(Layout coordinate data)
———

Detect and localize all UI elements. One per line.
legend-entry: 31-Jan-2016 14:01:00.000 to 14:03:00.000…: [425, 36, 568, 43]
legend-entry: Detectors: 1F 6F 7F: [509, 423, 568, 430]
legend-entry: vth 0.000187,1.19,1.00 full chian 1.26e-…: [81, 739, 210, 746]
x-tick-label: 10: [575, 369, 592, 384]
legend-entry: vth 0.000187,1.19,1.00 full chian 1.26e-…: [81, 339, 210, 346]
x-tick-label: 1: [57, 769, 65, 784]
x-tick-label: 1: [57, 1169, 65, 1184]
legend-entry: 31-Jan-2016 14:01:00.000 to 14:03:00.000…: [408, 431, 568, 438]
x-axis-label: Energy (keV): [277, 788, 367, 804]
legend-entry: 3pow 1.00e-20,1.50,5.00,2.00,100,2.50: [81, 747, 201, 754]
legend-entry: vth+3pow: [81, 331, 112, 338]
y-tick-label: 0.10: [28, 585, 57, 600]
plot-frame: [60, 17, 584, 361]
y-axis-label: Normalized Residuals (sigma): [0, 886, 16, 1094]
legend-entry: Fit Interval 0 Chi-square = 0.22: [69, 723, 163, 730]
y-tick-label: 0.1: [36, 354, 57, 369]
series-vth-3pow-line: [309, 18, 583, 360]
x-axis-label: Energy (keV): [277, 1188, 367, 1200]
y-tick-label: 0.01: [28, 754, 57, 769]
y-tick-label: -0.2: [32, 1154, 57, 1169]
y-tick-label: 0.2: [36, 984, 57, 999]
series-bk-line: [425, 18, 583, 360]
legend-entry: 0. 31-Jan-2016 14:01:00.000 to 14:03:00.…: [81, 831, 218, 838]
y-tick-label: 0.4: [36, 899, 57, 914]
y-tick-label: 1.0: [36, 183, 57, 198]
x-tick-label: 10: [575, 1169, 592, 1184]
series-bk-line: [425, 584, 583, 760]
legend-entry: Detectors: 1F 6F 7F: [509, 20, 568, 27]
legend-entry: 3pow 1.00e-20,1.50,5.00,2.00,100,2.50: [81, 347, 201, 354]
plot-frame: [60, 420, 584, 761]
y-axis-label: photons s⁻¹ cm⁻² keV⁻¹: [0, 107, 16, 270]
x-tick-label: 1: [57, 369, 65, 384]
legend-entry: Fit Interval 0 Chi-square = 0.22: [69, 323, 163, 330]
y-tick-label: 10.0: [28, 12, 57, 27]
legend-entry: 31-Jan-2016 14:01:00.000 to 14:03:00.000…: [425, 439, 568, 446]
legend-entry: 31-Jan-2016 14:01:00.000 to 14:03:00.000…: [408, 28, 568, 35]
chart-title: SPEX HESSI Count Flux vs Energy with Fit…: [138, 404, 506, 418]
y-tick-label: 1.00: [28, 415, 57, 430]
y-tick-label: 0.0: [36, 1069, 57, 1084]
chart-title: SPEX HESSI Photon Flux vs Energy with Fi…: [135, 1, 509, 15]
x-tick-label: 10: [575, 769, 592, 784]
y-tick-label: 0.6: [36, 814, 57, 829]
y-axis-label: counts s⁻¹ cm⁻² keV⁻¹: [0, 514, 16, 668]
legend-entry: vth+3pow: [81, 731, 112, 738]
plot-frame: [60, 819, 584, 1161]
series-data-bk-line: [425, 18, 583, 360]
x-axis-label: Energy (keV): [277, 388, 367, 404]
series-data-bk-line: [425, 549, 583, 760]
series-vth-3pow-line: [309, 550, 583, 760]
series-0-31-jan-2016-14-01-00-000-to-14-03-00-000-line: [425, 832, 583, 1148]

———

▶ What you have to do
Reproduce the entries word for word, beginning with the first line and stopping after the line that contains "plot-frame: [60, 420, 584, 761]".

▶ Answer to the task
Detect and localize all UI elements. One per line.
legend-entry: 31-Jan-2016 14:01:00.000 to 14:03:00.000…: [425, 36, 568, 43]
legend-entry: Detectors: 1F 6F 7F: [509, 423, 568, 430]
legend-entry: vth 0.000187,1.19,1.00 full chian 1.26e-…: [81, 739, 210, 746]
x-tick-label: 10: [575, 369, 592, 384]
legend-entry: vth 0.000187,1.19,1.00 full chian 1.26e-…: [81, 339, 210, 346]
x-tick-label: 1: [57, 769, 65, 784]
x-tick-label: 1: [57, 1169, 65, 1184]
legend-entry: 31-Jan-2016 14:01:00.000 to 14:03:00.000…: [408, 431, 568, 438]
x-axis-label: Energy (keV): [277, 788, 367, 804]
legend-entry: 3pow 1.00e-20,1.50,5.00,2.00,100,2.50: [81, 747, 201, 754]
legend-entry: vth+3pow: [81, 331, 112, 338]
y-tick-label: 0.10: [28, 585, 57, 600]
plot-frame: [60, 17, 584, 361]
y-axis-label: Normalized Residuals (sigma): [0, 886, 16, 1094]
legend-entry: Fit Interval 0 Chi-square = 0.22: [69, 723, 163, 730]
y-tick-label: 0.1: [36, 354, 57, 369]
series-vth-3pow-line: [309, 18, 583, 360]
x-axis-label: Energy (keV): [277, 1188, 367, 1200]
y-tick-label: 0.01: [28, 754, 57, 769]
y-tick-label: -0.2: [32, 1154, 57, 1169]
y-tick-label: 0.2: [36, 984, 57, 999]
series-bk-line: [425, 18, 583, 360]
legend-entry: 0. 31-Jan-2016 14:01:00.000 to 14:03:00.…: [81, 831, 218, 838]
y-tick-label: 0.4: [36, 899, 57, 914]
y-tick-label: 1.0: [36, 183, 57, 198]
x-tick-label: 10: [575, 1169, 592, 1184]
series-bk-line: [425, 584, 583, 760]
legend-entry: Detectors: 1F 6F 7F: [509, 20, 568, 27]
legend-entry: 3pow 1.00e-20,1.50,5.00,2.00,100,2.50: [81, 347, 201, 354]
plot-frame: [60, 420, 584, 761]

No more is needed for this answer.